### Tu tarea
Transcribe sin cambios, del fragmento sobre la teoría de las ondas largas que aparece más abajo, el pasaje que comienza con las palabras "Pero incluso aceptando" y concluye con "de ambos ciclos.".

### Fragmento de origen
+--
Pero incluso aceptando esa secuencia, no queda clara la lógica de su repetición. La lucha de clases podría estar sujeta a distintos ciclos, pero no a periódicas regularidades, dada la intrínseca imprevisibilidad de la acción colectiva. ¿Cómo se puede combinar el ciclo regular de las ondas largas con un ciclo irregular de las luchas de clases? Bensaïd planteó ese interrogante sin encontrar respuestas entre sus interlocutores. Sugirió que resulta muy difícil conceptualizar el empalme de ambos ciclos.

A pesar de esos baches, el modelo de Mandel tuvo una gran acogida en su época y fascinó a muchos seguidores. La causa de ese éxito radicó en la explicación que ofreció para comprender el crecimiento de posguerra. Propuso una interpretación acabada de “los treinta años gloriosos” de sostenida prosperidad, que detalló en su monumental estudio de El capitalismo tardío. Con la teoría de las ondas largas ofreció también un fundamento para comprender los periodos precedentes a esa configuración. Pero las limitaciones de ese concepto comenzaron a emerger con mayor nitidez en los años 80 y 90 y se tornaron muy visibles en el nuevo siglo. Los intentos de aplicar esa noción al escenario actual afrontan obstáculos de todo tipo.
+--
Registros en bruto

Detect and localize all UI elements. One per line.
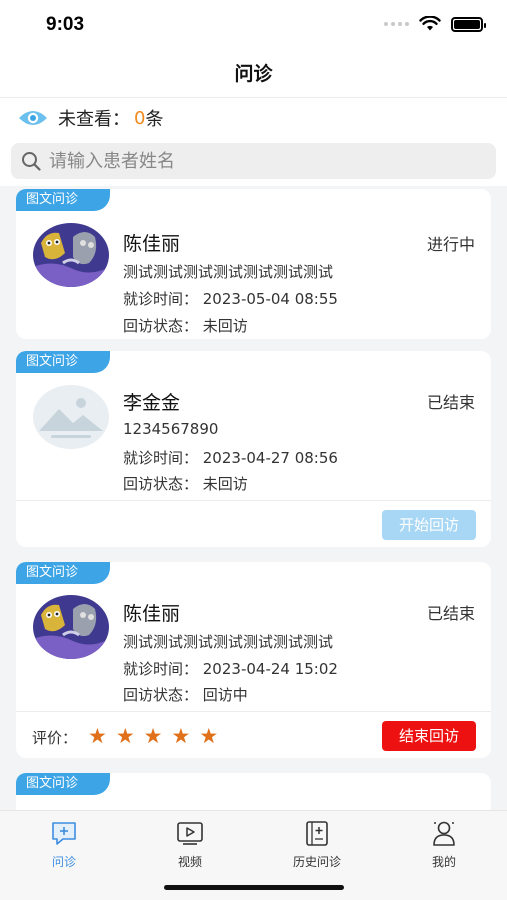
card-divider bbox=[16, 500, 491, 501]
avatar bbox=[33, 595, 109, 659]
start-followup-button[interactable]: 开始回访 bbox=[382, 510, 476, 540]
video-icon bbox=[177, 822, 203, 845]
tab-history[interactable]: 历史问诊 bbox=[267, 819, 367, 870]
avatar bbox=[33, 385, 109, 449]
eye-icon bbox=[19, 111, 47, 125]
unread-label: 未查看： bbox=[58, 109, 130, 130]
star-icon: ★ bbox=[143, 724, 163, 748]
visit-time: 就诊时间： 2023-04-27 08:56 bbox=[123, 449, 338, 467]
consult-type-tag: 图文问诊 bbox=[16, 351, 110, 373]
search-icon bbox=[22, 152, 41, 171]
history-record-icon bbox=[306, 821, 328, 846]
search-input[interactable] bbox=[49, 150, 469, 172]
consult-status: 已结束 bbox=[426, 393, 475, 412]
consult-description: 测试测试测试测试测试测试测试 bbox=[123, 263, 334, 281]
end-followup-button[interactable]: 结束回访 bbox=[382, 721, 476, 751]
patient-name: 李金金 bbox=[123, 392, 181, 414]
battery-icon bbox=[451, 16, 486, 32]
visit-time: 就诊时间： 2023-05-04 08:55 bbox=[123, 290, 338, 308]
tab-label: 我的 bbox=[431, 855, 456, 869]
patient-name: 陈佳丽 bbox=[123, 233, 181, 255]
followup-status: 回访状态： 未回访 bbox=[123, 317, 248, 335]
consult-description: 测试测试测试测试测试测试测试 bbox=[123, 633, 334, 651]
wifi-icon bbox=[419, 16, 441, 31]
status-time: 9:03 bbox=[46, 14, 85, 35]
consult-type-tag: 图文问诊 bbox=[16, 773, 110, 795]
star-icon: ★ bbox=[115, 724, 135, 748]
unread-count: 0 bbox=[134, 107, 146, 129]
visit-time: 就诊时间： 2023-04-24 15:02 bbox=[123, 660, 338, 678]
avatar bbox=[33, 223, 109, 287]
status-indicators bbox=[384, 16, 486, 32]
consultation-card[interactable]: 图文问诊 陈佳丽 已结束 测试测试测试测试测试测试测试 就诊时间： 2023-0… bbox=[16, 562, 491, 758]
consultation-card[interactable]: 图文问诊 李金金 已结束 1234567890 就诊时间： 2023-04-27… bbox=[16, 351, 491, 547]
consult-description: 1234567890 bbox=[123, 420, 219, 438]
tab-label: 视频 bbox=[177, 855, 202, 869]
status-bar: 9:03 bbox=[0, 0, 507, 52]
rating-stars: ★ ★ ★ ★ ★ bbox=[88, 726, 218, 747]
unread-summary: 未查看： 0 条 bbox=[0, 98, 507, 138]
tab-label: 历史问诊 bbox=[292, 855, 341, 869]
home-indicator bbox=[164, 885, 344, 890]
consultation-card[interactable]: 图文问诊 bbox=[16, 773, 491, 810]
consult-status: 已结束 bbox=[426, 604, 475, 623]
consult-status: 进行中 bbox=[426, 235, 475, 254]
signal-icon bbox=[384, 22, 409, 26]
page-title: 问诊 bbox=[234, 63, 273, 85]
star-icon: ★ bbox=[199, 724, 219, 748]
profile-icon bbox=[433, 821, 455, 846]
card-divider bbox=[16, 711, 491, 712]
chat-consult-icon bbox=[52, 822, 76, 845]
search-box[interactable] bbox=[11, 143, 496, 179]
patient-name: 陈佳丽 bbox=[123, 603, 181, 625]
tab-profile[interactable]: 我的 bbox=[394, 819, 494, 870]
tab-consult[interactable]: 问诊 bbox=[14, 819, 114, 870]
tab-label: 问诊 bbox=[51, 855, 76, 869]
consult-type-tag: 图文问诊 bbox=[16, 562, 110, 584]
unread-unit: 条 bbox=[145, 109, 164, 130]
nav-bar: 问诊 bbox=[0, 52, 507, 98]
tab-video[interactable]: 视频 bbox=[140, 819, 240, 870]
rating-label: 评价： bbox=[32, 729, 78, 747]
star-icon: ★ bbox=[88, 724, 107, 748]
star-icon: ★ bbox=[171, 724, 191, 748]
consultation-list[interactable]: 图文问诊 陈佳丽 进行中 测试测试测试测试测试测试测试 就诊时间： 2023-0… bbox=[0, 186, 507, 810]
followup-status: 回访状态： 回访中 bbox=[123, 686, 248, 704]
followup-status: 回访状态： 未回访 bbox=[123, 475, 248, 493]
search-bar bbox=[0, 138, 507, 186]
consultation-card[interactable]: 图文问诊 陈佳丽 进行中 测试测试测试测试测试测试测试 就诊时间： 2023-0… bbox=[16, 189, 491, 339]
consult-type-tag: 图文问诊 bbox=[16, 189, 110, 211]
+--
### Respuesta completa
Pero incluso aceptando esa secuencia, no queda clara la lógica de su repetición. La lucha de clases podría estar sujeta a distintos ciclos, pero no a periódicas regularidades, dada la intrínseca imprevisibilidad de la acción colectiva. ¿Cómo se puede combinar el ciclo regular de las ondas largas con un ciclo irregular de las luchas de clases? Bensaïd planteó ese interrogante sin encontrar respuestas entre sus interlocutores. Sugirió que resulta muy difícil conceptualizar el empalme de ambos ciclos.